**RECORD EXCERPTS**

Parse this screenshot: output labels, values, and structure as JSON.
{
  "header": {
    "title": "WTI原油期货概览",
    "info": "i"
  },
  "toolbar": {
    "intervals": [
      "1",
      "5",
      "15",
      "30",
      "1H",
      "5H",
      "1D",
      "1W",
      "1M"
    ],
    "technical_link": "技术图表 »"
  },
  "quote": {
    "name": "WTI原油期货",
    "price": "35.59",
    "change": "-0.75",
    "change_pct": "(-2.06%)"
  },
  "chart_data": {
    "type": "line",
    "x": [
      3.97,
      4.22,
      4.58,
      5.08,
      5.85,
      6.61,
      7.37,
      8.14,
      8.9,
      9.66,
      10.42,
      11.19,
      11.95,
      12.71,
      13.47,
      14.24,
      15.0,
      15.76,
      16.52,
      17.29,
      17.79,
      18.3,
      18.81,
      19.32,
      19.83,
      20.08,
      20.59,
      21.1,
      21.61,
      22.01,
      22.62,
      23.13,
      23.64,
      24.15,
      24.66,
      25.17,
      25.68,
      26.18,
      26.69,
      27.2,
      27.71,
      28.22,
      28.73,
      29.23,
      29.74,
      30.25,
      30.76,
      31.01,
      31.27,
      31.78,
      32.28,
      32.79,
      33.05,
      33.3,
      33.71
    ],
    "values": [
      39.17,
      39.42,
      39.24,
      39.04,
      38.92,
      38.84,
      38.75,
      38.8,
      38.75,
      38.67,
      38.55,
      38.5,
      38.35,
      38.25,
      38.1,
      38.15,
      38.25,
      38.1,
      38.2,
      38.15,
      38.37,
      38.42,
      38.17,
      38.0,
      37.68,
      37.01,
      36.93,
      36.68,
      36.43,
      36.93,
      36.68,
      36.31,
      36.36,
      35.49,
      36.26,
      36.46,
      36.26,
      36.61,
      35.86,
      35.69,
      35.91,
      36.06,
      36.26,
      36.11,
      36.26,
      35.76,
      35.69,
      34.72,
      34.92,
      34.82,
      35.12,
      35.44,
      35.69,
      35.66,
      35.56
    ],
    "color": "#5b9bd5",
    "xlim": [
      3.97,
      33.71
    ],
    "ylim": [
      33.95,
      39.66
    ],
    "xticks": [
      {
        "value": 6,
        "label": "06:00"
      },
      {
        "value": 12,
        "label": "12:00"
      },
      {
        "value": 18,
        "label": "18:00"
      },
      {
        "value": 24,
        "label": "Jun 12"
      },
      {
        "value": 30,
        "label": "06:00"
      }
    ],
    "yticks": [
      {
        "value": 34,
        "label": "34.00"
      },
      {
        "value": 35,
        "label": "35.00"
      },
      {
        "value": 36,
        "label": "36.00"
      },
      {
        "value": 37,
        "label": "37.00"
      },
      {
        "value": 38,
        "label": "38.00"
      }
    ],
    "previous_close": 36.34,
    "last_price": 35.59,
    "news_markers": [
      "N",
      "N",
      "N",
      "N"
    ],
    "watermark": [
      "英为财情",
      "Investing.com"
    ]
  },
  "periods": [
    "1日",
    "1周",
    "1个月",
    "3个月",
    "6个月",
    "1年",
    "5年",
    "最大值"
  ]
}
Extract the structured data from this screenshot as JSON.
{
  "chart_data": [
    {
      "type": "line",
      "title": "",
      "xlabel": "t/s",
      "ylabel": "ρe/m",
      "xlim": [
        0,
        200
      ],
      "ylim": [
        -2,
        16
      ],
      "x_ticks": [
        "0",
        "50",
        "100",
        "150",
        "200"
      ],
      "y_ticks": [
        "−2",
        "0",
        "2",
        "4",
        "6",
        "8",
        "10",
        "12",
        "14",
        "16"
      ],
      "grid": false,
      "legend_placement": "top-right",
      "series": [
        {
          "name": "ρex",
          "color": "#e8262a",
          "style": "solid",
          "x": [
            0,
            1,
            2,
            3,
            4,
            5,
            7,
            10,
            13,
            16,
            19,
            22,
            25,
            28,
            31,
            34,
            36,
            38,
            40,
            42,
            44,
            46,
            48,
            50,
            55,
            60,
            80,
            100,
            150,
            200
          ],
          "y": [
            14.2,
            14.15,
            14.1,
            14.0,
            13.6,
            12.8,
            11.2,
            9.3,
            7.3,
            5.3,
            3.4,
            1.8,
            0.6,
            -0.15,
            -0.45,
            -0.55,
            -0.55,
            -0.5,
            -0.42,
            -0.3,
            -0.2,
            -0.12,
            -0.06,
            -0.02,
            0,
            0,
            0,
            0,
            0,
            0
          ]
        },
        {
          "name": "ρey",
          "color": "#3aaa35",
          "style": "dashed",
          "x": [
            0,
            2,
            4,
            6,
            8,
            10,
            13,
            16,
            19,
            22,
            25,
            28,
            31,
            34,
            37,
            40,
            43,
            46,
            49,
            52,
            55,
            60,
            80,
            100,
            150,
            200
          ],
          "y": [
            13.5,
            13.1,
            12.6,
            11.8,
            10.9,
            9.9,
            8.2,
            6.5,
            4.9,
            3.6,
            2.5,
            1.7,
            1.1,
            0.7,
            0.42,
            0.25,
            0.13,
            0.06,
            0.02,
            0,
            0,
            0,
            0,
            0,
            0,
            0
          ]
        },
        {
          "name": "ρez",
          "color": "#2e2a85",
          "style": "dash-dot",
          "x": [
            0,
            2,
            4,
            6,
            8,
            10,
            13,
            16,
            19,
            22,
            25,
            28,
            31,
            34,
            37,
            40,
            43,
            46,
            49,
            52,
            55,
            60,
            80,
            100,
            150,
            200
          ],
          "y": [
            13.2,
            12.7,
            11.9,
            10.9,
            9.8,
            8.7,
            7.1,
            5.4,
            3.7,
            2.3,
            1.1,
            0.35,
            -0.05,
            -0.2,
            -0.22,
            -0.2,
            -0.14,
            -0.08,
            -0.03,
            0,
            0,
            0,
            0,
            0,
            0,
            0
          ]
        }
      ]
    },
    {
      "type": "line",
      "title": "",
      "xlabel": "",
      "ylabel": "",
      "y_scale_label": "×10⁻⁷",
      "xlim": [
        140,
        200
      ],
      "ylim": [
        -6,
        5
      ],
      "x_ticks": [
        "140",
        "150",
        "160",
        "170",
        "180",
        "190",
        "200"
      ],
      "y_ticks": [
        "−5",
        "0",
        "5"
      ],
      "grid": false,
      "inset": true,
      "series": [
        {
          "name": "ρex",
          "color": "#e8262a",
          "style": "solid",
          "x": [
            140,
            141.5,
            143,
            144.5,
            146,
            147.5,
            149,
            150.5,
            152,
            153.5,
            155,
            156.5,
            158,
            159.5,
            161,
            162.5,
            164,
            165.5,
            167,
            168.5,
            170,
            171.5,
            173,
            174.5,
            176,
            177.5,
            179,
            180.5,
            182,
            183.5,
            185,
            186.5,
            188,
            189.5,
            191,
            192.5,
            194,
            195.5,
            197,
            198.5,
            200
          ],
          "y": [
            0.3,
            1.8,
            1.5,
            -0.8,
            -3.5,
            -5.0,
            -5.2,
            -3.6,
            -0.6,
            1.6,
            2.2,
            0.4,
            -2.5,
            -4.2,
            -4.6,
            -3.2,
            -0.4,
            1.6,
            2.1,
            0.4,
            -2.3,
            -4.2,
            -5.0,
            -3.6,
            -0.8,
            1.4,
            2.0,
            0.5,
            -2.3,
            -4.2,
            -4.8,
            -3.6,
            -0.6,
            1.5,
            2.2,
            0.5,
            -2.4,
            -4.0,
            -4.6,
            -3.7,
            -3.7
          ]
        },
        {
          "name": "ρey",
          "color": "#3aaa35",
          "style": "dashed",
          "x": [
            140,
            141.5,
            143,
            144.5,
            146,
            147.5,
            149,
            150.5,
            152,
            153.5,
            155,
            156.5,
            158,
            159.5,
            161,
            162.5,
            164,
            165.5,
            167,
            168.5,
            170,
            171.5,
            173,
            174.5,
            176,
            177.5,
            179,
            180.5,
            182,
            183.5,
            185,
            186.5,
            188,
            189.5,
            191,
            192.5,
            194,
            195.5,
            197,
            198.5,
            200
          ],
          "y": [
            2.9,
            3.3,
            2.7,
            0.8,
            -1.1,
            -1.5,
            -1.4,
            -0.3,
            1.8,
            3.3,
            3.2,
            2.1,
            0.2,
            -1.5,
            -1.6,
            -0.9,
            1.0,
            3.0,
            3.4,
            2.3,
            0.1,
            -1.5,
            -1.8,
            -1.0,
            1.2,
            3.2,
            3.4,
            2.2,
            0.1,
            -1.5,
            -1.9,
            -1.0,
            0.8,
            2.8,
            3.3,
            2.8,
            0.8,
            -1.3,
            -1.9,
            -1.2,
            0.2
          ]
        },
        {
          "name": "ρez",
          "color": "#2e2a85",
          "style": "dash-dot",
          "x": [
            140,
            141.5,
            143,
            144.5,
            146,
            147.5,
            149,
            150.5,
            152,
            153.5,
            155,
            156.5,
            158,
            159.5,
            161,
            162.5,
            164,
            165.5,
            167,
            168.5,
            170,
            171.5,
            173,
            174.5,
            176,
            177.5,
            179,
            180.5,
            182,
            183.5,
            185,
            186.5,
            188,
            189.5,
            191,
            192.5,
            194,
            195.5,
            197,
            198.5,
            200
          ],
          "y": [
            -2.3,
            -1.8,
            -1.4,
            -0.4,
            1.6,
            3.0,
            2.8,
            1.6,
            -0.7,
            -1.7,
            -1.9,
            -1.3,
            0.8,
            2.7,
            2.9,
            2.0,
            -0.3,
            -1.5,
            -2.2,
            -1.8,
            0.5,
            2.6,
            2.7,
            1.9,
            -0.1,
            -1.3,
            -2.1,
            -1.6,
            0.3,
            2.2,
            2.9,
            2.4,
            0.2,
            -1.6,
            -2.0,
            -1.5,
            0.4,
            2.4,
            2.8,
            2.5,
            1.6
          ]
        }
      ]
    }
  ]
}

**WHAT IS REQUIRED**
In the records, locate each line holding the string "screenshot" and copy it.

**ANSWER IN FULL**
Parse this screenshot: output labels, values, and structure as JSON.
Extract the structured data from this screenshot as JSON.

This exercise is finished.